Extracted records
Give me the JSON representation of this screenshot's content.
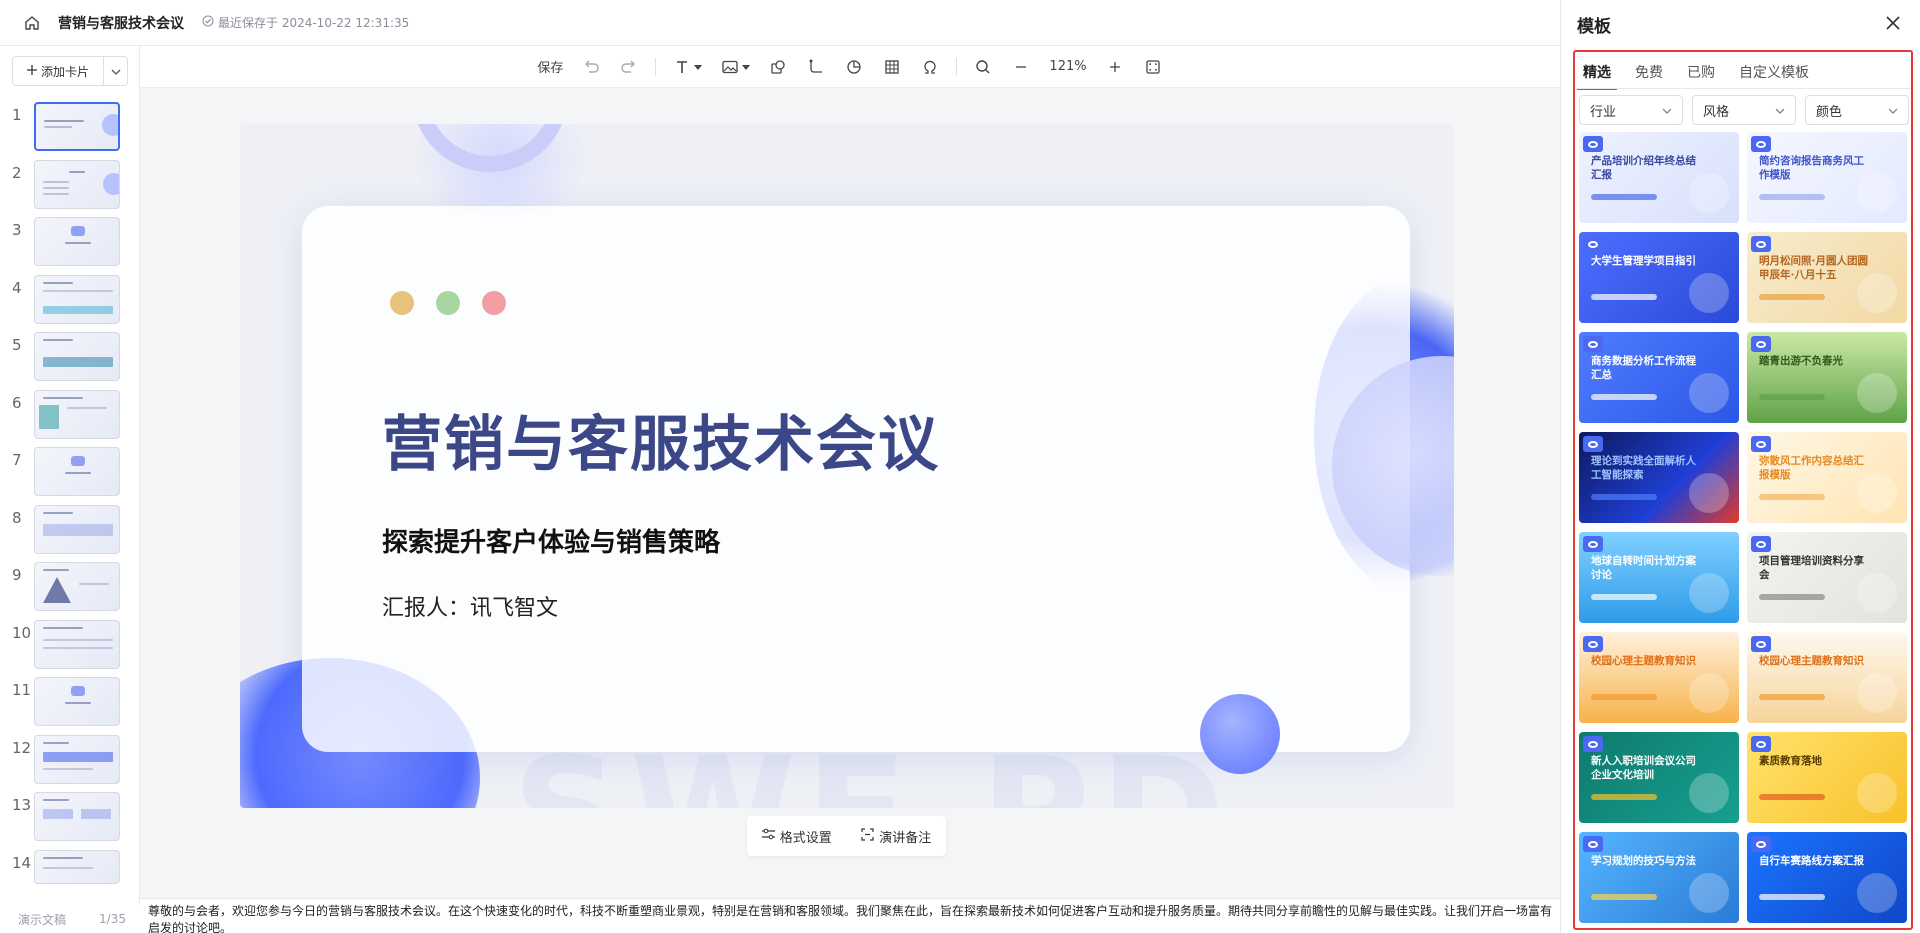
{
  "doc": {
    "title": "营销与客服技术会议",
    "save_status": "最近保存于 2024-10-22 12:31:35"
  },
  "left": {
    "add_card": "添加卡片",
    "slide_numbers": [
      "1",
      "2",
      "3",
      "4",
      "5",
      "6",
      "7",
      "8",
      "9",
      "10",
      "11",
      "12",
      "13",
      "14"
    ],
    "footer_label": "演示文稿",
    "footer_count": "1/35"
  },
  "toolbar": {
    "save": "保存",
    "zoom": "121%"
  },
  "slide": {
    "title": "营销与客服技术会议",
    "subtitle": "探索提升客户体验与销售策略",
    "reporter": "汇报人：讯飞智文",
    "dot_colors": [
      "#e7c27a",
      "#a6d7a0",
      "#f19da3"
    ]
  },
  "under": {
    "format": "格式设置",
    "notes": "演讲备注"
  },
  "notes_text": "尊敬的与会者，欢迎您参与今日的营销与客服技术会议。在这个快速变化的时代，科技不断重塑商业景观，特别是在营销和客服领域。我们聚焦在此，旨在探索最新技术如何促进客户互动和提升服务质量。期待共同分享前瞻性的见解与最佳实践。让我们开启一场富有启发的讨论吧。",
  "panel": {
    "title": "模板",
    "tabs": [
      "精选",
      "免费",
      "已购",
      "自定义模板"
    ],
    "filters": [
      "行业",
      "风格",
      "颜色"
    ],
    "templates": [
      {
        "title": "产品培训介绍年终总结汇报",
        "bg": "linear-gradient(135deg,#eef2ff,#d8e0fb)",
        "fg": "#3a47a0",
        "bar": "#4a68f0"
      },
      {
        "title": "简约咨询报告商务风工作模版",
        "bg": "linear-gradient(135deg,#f5f7ff,#e3e9ff)",
        "fg": "#3e55c9",
        "bar": "#9aa8f0"
      },
      {
        "title": "大学生管理学项目指引",
        "bg": "linear-gradient(135deg,#4d6fff,#2a49d8)",
        "fg": "#ffffff",
        "bar": "#ffffff"
      },
      {
        "title": "明月松间照·月圆人团圆 甲辰年·八月十五",
        "bg": "linear-gradient(135deg,#f7eccd,#f2d9a3)",
        "fg": "#b5651d",
        "bar": "#e8a33a"
      },
      {
        "title": "商务数据分析工作流程汇总",
        "bg": "linear-gradient(135deg,#4f7cff,#2b57e6)",
        "fg": "#ffffff",
        "bar": "#ffffff"
      },
      {
        "title": "踏青出游不负春光",
        "bg": "linear-gradient(180deg,#cbe8a6,#5ea348)",
        "fg": "#2e5c1e",
        "bar": "#5ea348"
      },
      {
        "title": "理论到实践全面解析人工智能探索",
        "bg": "linear-gradient(135deg,#0d1a5c,#1f3fd6 60%,#e03a2b)",
        "fg": "#9fc2ff",
        "bar": "#4f7cff"
      },
      {
        "title": "弥散风工作内容总结汇报模版",
        "bg": "linear-gradient(135deg,#fff7e6,#ffe4b3)",
        "fg": "#e58a1f",
        "bar": "#f4b55a"
      },
      {
        "title": "地球自转时间计划方案讨论",
        "bg": "linear-gradient(180deg,#7fd0ff,#2f9be8)",
        "fg": "#ffffff",
        "bar": "#ffffff"
      },
      {
        "title": "项目管理培训资料分享会",
        "bg": "linear-gradient(135deg,#f3f3f1,#e4e2dc)",
        "fg": "#333333",
        "bar": "#888888"
      },
      {
        "title": "校园心理主题教育知识",
        "bg": "linear-gradient(180deg,#fff1dc,#f7b24a)",
        "fg": "#e0701a",
        "bar": "#f39a2e"
      },
      {
        "title": "校园心理主题教育知识",
        "bg": "linear-gradient(180deg,#fff8ee,#f6d49a)",
        "fg": "#e0701a",
        "bar": "#f39a2e"
      },
      {
        "title": "新人入职培训会议公司企业文化培训",
        "bg": "linear-gradient(135deg,#0f7a6e,#16a08f)",
        "fg": "#ffffff",
        "bar": "#f2c230"
      },
      {
        "title": "素质教育落地",
        "bg": "linear-gradient(135deg,#ffe36b,#f8c12b)",
        "fg": "#5b3b00",
        "bar": "#e35b1c"
      },
      {
        "title": "学习规划的技巧与方法",
        "bg": "linear-gradient(135deg,#56b5ff,#2a7bd6)",
        "fg": "#ffffff",
        "bar": "#ffd54a"
      },
      {
        "title": "自行车赛路线方案汇报",
        "bg": "linear-gradient(135deg,#1b74ff,#1147c8)",
        "fg": "#ffffff",
        "bar": "#ffffff"
      }
    ]
  }
}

** WHAT YOU NEED TO DO **
Leave out every picture and copy the rest of the records exactly.

** EXERCISE RESPONSE **
Give me the JSON representation of this screenshot's content.
{
  "doc": {
    "title": "营销与客服技术会议",
    "save_status": "最近保存于 2024-10-22 12:31:35"
  },
  "left": {
    "add_card": "添加卡片",
    "slide_numbers": [
      "1",
      "2",
      "3",
      "4",
      "5",
      "6",
      "7",
      "8",
      "9",
      "10",
      "11",
      "12",
      "13",
      "14"
    ],
    "footer_label": "演示文稿",
    "footer_count": "1/35"
  },
  "toolbar": {
    "save": "保存",
    "zoom": "121%"
  },
  "slide": {
    "title": "营销与客服技术会议",
    "subtitle": "探索提升客户体验与销售策略",
    "reporter": "汇报人：讯飞智文",
    "dot_colors": [
      "#e7c27a",
      "#a6d7a0",
      "#f19da3"
    ]
  },
  "under": {
    "format": "格式设置",
    "notes": "演讲备注"
  },
  "notes_text": "尊敬的与会者，欢迎您参与今日的营销与客服技术会议。在这个快速变化的时代，科技不断重塑商业景观，特别是在营销和客服领域。我们聚焦在此，旨在探索最新技术如何促进客户互动和提升服务质量。期待共同分享前瞻性的见解与最佳实践。让我们开启一场富有启发的讨论吧。",
  "panel": {
    "title": "模板",
    "tabs": [
      "精选",
      "免费",
      "已购",
      "自定义模板"
    ],
    "filters": [
      "行业",
      "风格",
      "颜色"
    ],
    "templates": [
      {
        "title": "产品培训介绍年终总结汇报",
        "bg": "linear-gradient(135deg,#eef2ff,#d8e0fb)",
        "fg": "#3a47a0",
        "bar": "#4a68f0"
      },
      {
        "title": "简约咨询报告商务风工作模版",
        "bg": "linear-gradient(135deg,#f5f7ff,#e3e9ff)",
        "fg": "#3e55c9",
        "bar": "#9aa8f0"
      },
      {
        "title": "大学生管理学项目指引",
        "bg": "linear-gradient(135deg,#4d6fff,#2a49d8)",
        "fg": "#ffffff",
        "bar": "#ffffff"
      },
      {
        "title": "明月松间照·月圆人团圆 甲辰年·八月十五",
        "bg": "linear-gradient(135deg,#f7eccd,#f2d9a3)",
        "fg": "#b5651d",
        "bar": "#e8a33a"
      },
      {
        "title": "商务数据分析工作流程汇总",
        "bg": "linear-gradient(135deg,#4f7cff,#2b57e6)",
        "fg": "#ffffff",
        "bar": "#ffffff"
      },
      {
        "title": "踏青出游不负春光",
        "bg": "linear-gradient(180deg,#cbe8a6,#5ea348)",
        "fg": "#2e5c1e",
        "bar": "#5ea348"
      },
      {
        "title": "理论到实践全面解析人工智能探索",
        "bg": "linear-gradient(135deg,#0d1a5c,#1f3fd6 60%,#e03a2b)",
        "fg": "#9fc2ff",
        "bar": "#4f7cff"
      },
      {
        "title": "弥散风工作内容总结汇报模版",
        "bg": "linear-gradient(135deg,#fff7e6,#ffe4b3)",
        "fg": "#e58a1f",
        "bar": "#f4b55a"
      },
      {
        "title": "地球自转时间计划方案讨论",
        "bg": "linear-gradient(180deg,#7fd0ff,#2f9be8)",
        "fg": "#ffffff",
        "bar": "#ffffff"
      },
      {
        "title": "项目管理培训资料分享会",
        "bg": "linear-gradient(135deg,#f3f3f1,#e4e2dc)",
        "fg": "#333333",
        "bar": "#888888"
      },
      {
        "title": "校园心理主题教育知识",
        "bg": "linear-gradient(180deg,#fff1dc,#f7b24a)",
        "fg": "#e0701a",
        "bar": "#f39a2e"
      },
      {
        "title": "校园心理主题教育知识",
        "bg": "linear-gradient(180deg,#fff8ee,#f6d49a)",
        "fg": "#e0701a",
        "bar": "#f39a2e"
      },
      {
        "title": "新人入职培训会议公司企业文化培训",
        "bg": "linear-gradient(135deg,#0f7a6e,#16a08f)",
        "fg": "#ffffff",
        "bar": "#f2c230"
      },
      {
        "title": "素质教育落地",
        "bg": "linear-gradient(135deg,#ffe36b,#f8c12b)",
        "fg": "#5b3b00",
        "bar": "#e35b1c"
      },
      {
        "title": "学习规划的技巧与方法",
        "bg": "linear-gradient(135deg,#56b5ff,#2a7bd6)",
        "fg": "#ffffff",
        "bar": "#ffd54a"
      },
      {
        "title": "自行车赛路线方案汇报",
        "bg": "linear-gradient(135deg,#1b74ff,#1147c8)",
        "fg": "#ffffff",
        "bar": "#ffffff"
      }
    ]
  }
}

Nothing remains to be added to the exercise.